Your answer should be one number: how many lines of the records hold the string "this".

RECORDED DATA =
:::

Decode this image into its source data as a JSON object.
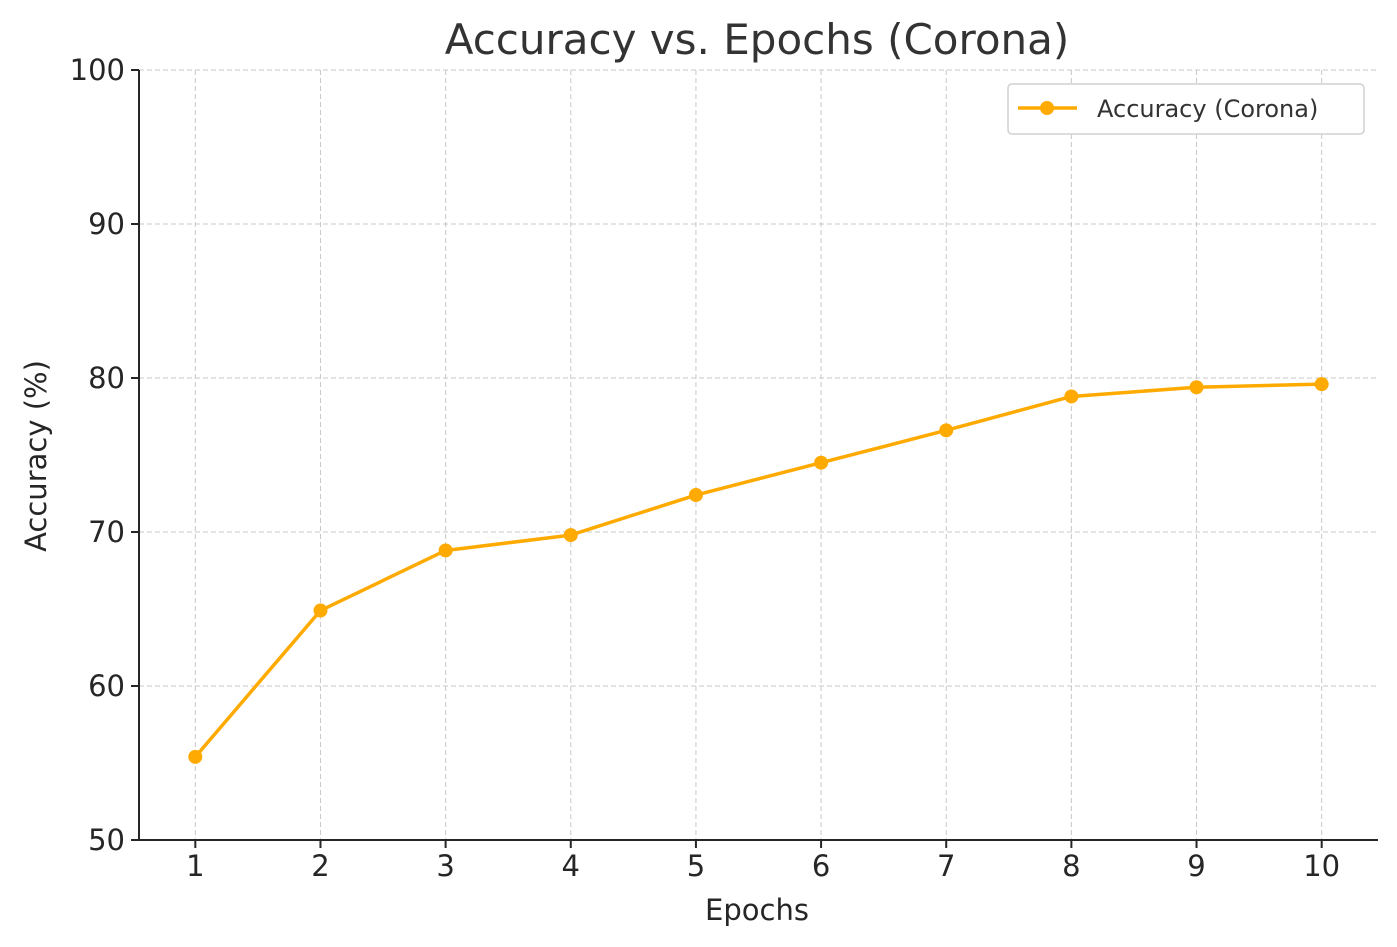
{
  "chart_data": {
    "type": "line",
    "title": "Accuracy vs. Epochs (Corona)",
    "xlabel": "Epochs",
    "ylabel": "Accuracy (%)",
    "x": [
      1,
      2,
      3,
      4,
      5,
      6,
      7,
      8,
      9,
      10
    ],
    "x_tick_labels": [
      "1",
      "2",
      "3",
      "4",
      "5",
      "6",
      "7",
      "8",
      "9",
      "10"
    ],
    "y_tick_values": [
      50,
      60,
      70,
      80,
      90,
      100
    ],
    "y_tick_labels": [
      "50",
      "60",
      "70",
      "80",
      "90",
      "100"
    ],
    "ylim": [
      50,
      100
    ],
    "xlim": [
      0.55,
      10.45
    ],
    "grid": true,
    "legend_position": "top-right",
    "series": [
      {
        "name": "Accuracy (Corona)",
        "color": "#FFAA00",
        "marker": "circle",
        "values": [
          55.4,
          64.9,
          68.8,
          69.8,
          72.4,
          74.5,
          76.6,
          78.8,
          79.4,
          79.6
        ]
      }
    ]
  }
}
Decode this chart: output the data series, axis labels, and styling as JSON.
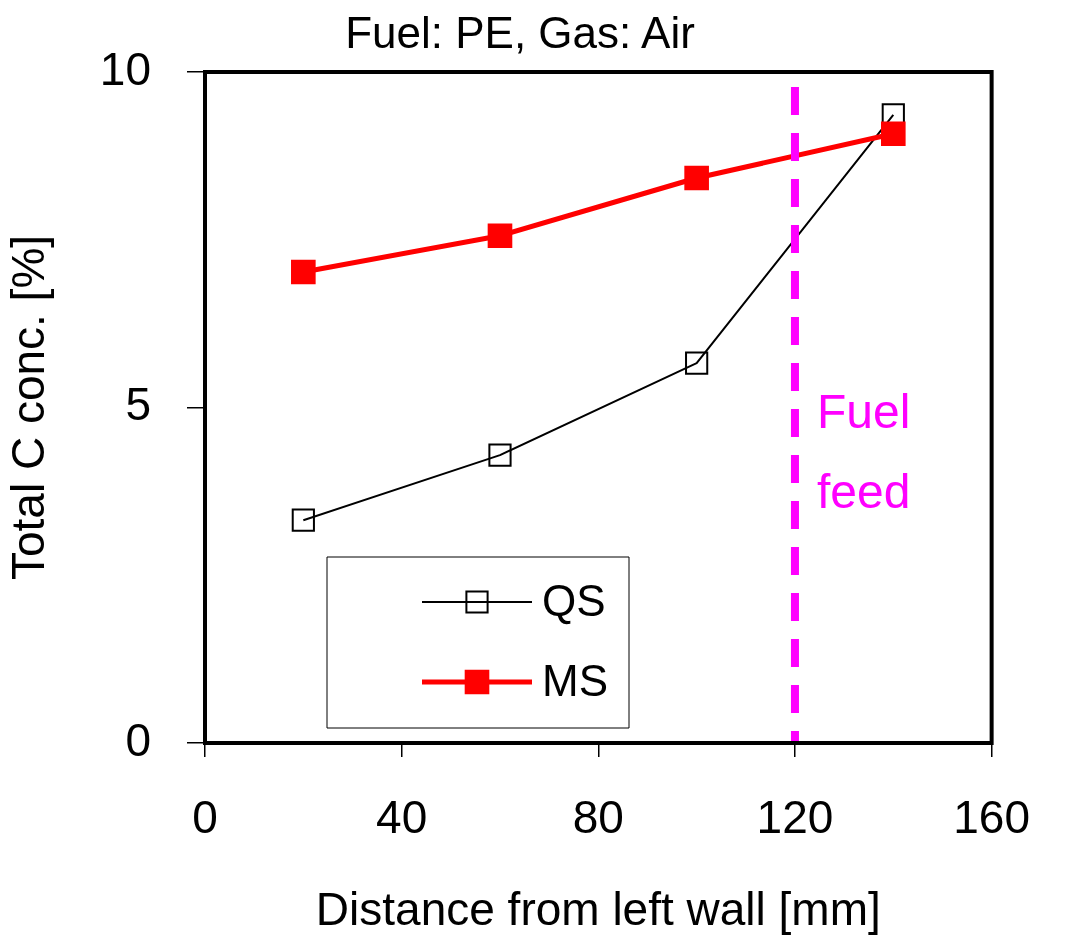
{
  "chart_data": {
    "type": "line",
    "title": "Fuel: PE, Gas: Air",
    "xlabel": "Distance from left wall [mm]",
    "ylabel": "Total C conc. [%]",
    "x": [
      20,
      60,
      100,
      140
    ],
    "series": [
      {
        "name": "QS",
        "color": "#000000",
        "values": [
          3.32,
          4.29,
          5.66,
          9.36
        ]
      },
      {
        "name": "MS",
        "color": "#ff0000",
        "values": [
          7.02,
          7.56,
          8.42,
          9.08
        ]
      }
    ],
    "xlim": [
      0,
      160
    ],
    "xticks": [
      0,
      40,
      80,
      120,
      160
    ],
    "ylim": [
      0,
      10
    ],
    "yticks": [
      0,
      5,
      10
    ],
    "ref_lines": [
      {
        "axis": "x",
        "value": 120,
        "label": "Fuel\nfeed",
        "color": "#ff00ff",
        "line_style": "dashed"
      }
    ],
    "marker": "square",
    "legend": "bottom left",
    "grid": false
  }
}
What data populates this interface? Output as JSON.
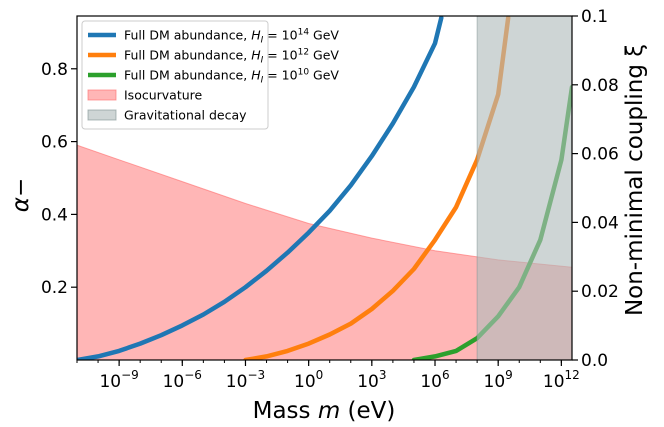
{
  "chart_data": {
    "type": "area",
    "xlabel": "Mass m (eV)",
    "ylabel_left": "α−",
    "ylabel_right": "Non-minimal coupling ξ",
    "x_scale": "log",
    "xlim": [
      1e-11,
      3200000000000.0
    ],
    "ylim_left": [
      0,
      0.945
    ],
    "ylim_right": [
      0,
      0.1
    ],
    "x_tick_labels": [
      "10^-9",
      "10^-6",
      "10^-3",
      "10^0",
      "10^3",
      "10^6",
      "10^9",
      "10^12"
    ],
    "left_tick_labels": [
      "0.2",
      "0.4",
      "0.6",
      "0.8"
    ],
    "right_tick_labels": [
      "0.0",
      "0.02",
      "0.04",
      "0.06",
      "0.08",
      "0.1"
    ],
    "legend_position": "top-left",
    "grid": false,
    "series": [
      {
        "name": "Full DM abundance, H_I = 10^14 GeV",
        "label_pre": "Full DM abundance, ",
        "label_sup": "14",
        "color": "#1f77b4",
        "type": "line",
        "axis": "left",
        "x": [
          1e-11,
          1e-10,
          1e-09,
          1e-08,
          1e-07,
          1e-06,
          1e-05,
          0.0001,
          0.001,
          0.01,
          0.1,
          1,
          10,
          100,
          1000.0,
          10000.0,
          100000.0,
          1000000.0,
          2000000.0
        ],
        "y": [
          0.0,
          0.01,
          0.025,
          0.045,
          0.068,
          0.095,
          0.125,
          0.16,
          0.2,
          0.245,
          0.295,
          0.35,
          0.41,
          0.48,
          0.56,
          0.65,
          0.75,
          0.87,
          0.94
        ]
      },
      {
        "name": "Full DM abundance, H_I = 10^12 GeV",
        "label_pre": "Full DM abundance, ",
        "label_sup": "12",
        "color": "#ff7f0e",
        "type": "line",
        "axis": "left",
        "x": [
          0.001,
          0.01,
          0.1,
          1,
          10,
          100,
          1000.0,
          10000.0,
          100000.0,
          1000000.0,
          10000000.0,
          100000000.0,
          1000000000.0,
          3000000000.0
        ],
        "y": [
          0.0,
          0.01,
          0.025,
          0.045,
          0.07,
          0.1,
          0.14,
          0.19,
          0.25,
          0.33,
          0.42,
          0.55,
          0.73,
          0.94
        ]
      },
      {
        "name": "Full DM abundance, H_I = 10^10 GeV",
        "label_pre": "Full DM abundance, ",
        "label_sup": "10",
        "color": "#2ca02c",
        "type": "line",
        "axis": "left",
        "x": [
          100000.0,
          1000000.0,
          10000000.0,
          100000000.0,
          1000000000.0,
          10000000000.0,
          100000000000.0,
          1000000000000.0,
          3200000000000.0
        ],
        "y": [
          0.0,
          0.01,
          0.025,
          0.06,
          0.12,
          0.2,
          0.33,
          0.55,
          0.75
        ]
      },
      {
        "name": "Isocurvature",
        "color": "#ff9e9e",
        "type": "area",
        "axis": "left",
        "x": [
          1e-11,
          1e-09,
          1e-06,
          0.001,
          1,
          1000.0,
          1000000.0,
          1000000000.0,
          3200000000000.0
        ],
        "y": [
          0.59,
          0.55,
          0.49,
          0.43,
          0.375,
          0.335,
          0.3,
          0.275,
          0.255
        ]
      },
      {
        "name": "Gravitational decay",
        "color": "#b0bcbc",
        "type": "band",
        "axis": "left",
        "x_range": [
          100000000.0,
          3200000000000.0
        ]
      }
    ]
  }
}
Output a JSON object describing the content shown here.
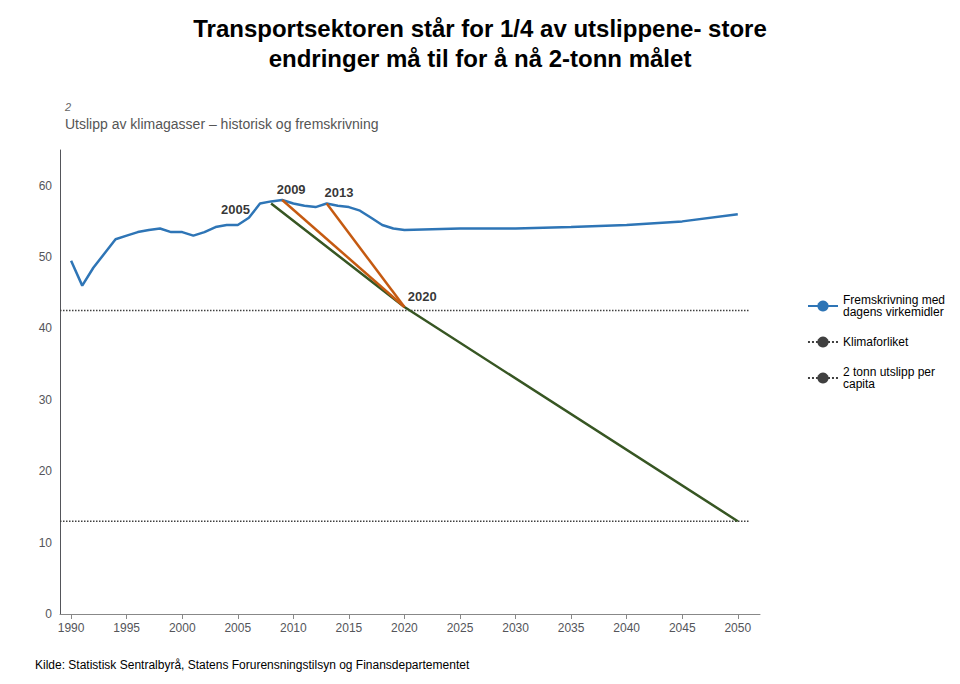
{
  "chart_data": {
    "type": "line",
    "title": "Transportsektoren står for 1/4 av utslippene- store\nendringer må til for å nå 2-tonn målet",
    "subtitle": "Utslipp av klimagasser – historisk og fremskrivning",
    "unit_label": "2",
    "source": "Kilde: Statistisk Sentralbyrå, Statens Forurensningstilsyn og Finansdepartementet",
    "series": [
      {
        "name": "Fremskrivning med\ndagens virkemidler",
        "color": "#2E75B6",
        "x": [
          1990,
          1991,
          1992,
          1993,
          1994,
          1995,
          1996,
          1997,
          1998,
          1999,
          2000,
          2001,
          2002,
          2003,
          2004,
          2005,
          2006,
          2007,
          2008,
          2009,
          2010,
          2011,
          2012,
          2013,
          2014,
          2015,
          2016,
          2017,
          2018,
          2019,
          2020,
          2025,
          2030,
          2035,
          2040,
          2045,
          2050
        ],
        "values": [
          49.5,
          46.0,
          48.5,
          50.5,
          52.5,
          53.0,
          53.5,
          53.8,
          54.0,
          53.5,
          53.5,
          53.0,
          53.5,
          54.2,
          54.5,
          54.5,
          55.5,
          57.5,
          57.8,
          58.0,
          57.5,
          57.2,
          57.0,
          57.5,
          57.2,
          57.0,
          56.5,
          55.5,
          54.5,
          54.0,
          53.8,
          54.0,
          54.0,
          54.2,
          54.5,
          55.0,
          56.0
        ]
      },
      {
        "color": "#375623",
        "x": [
          2008,
          2020,
          2050
        ],
        "values": [
          57.5,
          43.0,
          13.0
        ]
      },
      {
        "color": "#C55A11",
        "x": [
          2009,
          2020
        ],
        "values": [
          58.0,
          43.0
        ]
      },
      {
        "color": "#C55A11",
        "x": [
          2013,
          2020
        ],
        "values": [
          57.5,
          43.0
        ]
      },
      {
        "name": "Klimaforliket",
        "color": "#404040",
        "line_style": "dotted",
        "x": [
          1989,
          2051
        ],
        "values": [
          42.5,
          42.5
        ]
      },
      {
        "name": "2 tonn utslipp per\ncapita",
        "color": "#404040",
        "line_style": "dotted",
        "x": [
          1989,
          2051
        ],
        "values": [
          13.0,
          13.0
        ]
      }
    ],
    "annotations": [
      {
        "text": "2005",
        "x": 2003.5,
        "y": 55.7
      },
      {
        "text": "2009",
        "x": 2008.5,
        "y": 58.5
      },
      {
        "text": "2013",
        "x": 2012.8,
        "y": 58.2
      },
      {
        "text": "2020",
        "x": 2020.3,
        "y": 43.5
      }
    ],
    "xlim": [
      1989,
      2052
    ],
    "ylim": [
      0,
      65
    ],
    "xticks": [
      1990,
      1995,
      2000,
      2005,
      2010,
      2015,
      2020,
      2025,
      2030,
      2035,
      2040,
      2045,
      2050
    ],
    "yticks": [
      0,
      10,
      20,
      30,
      40,
      50,
      60
    ],
    "grid": false,
    "legend": "right"
  }
}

:::

RESPONSE TO THE EXERCISE = 3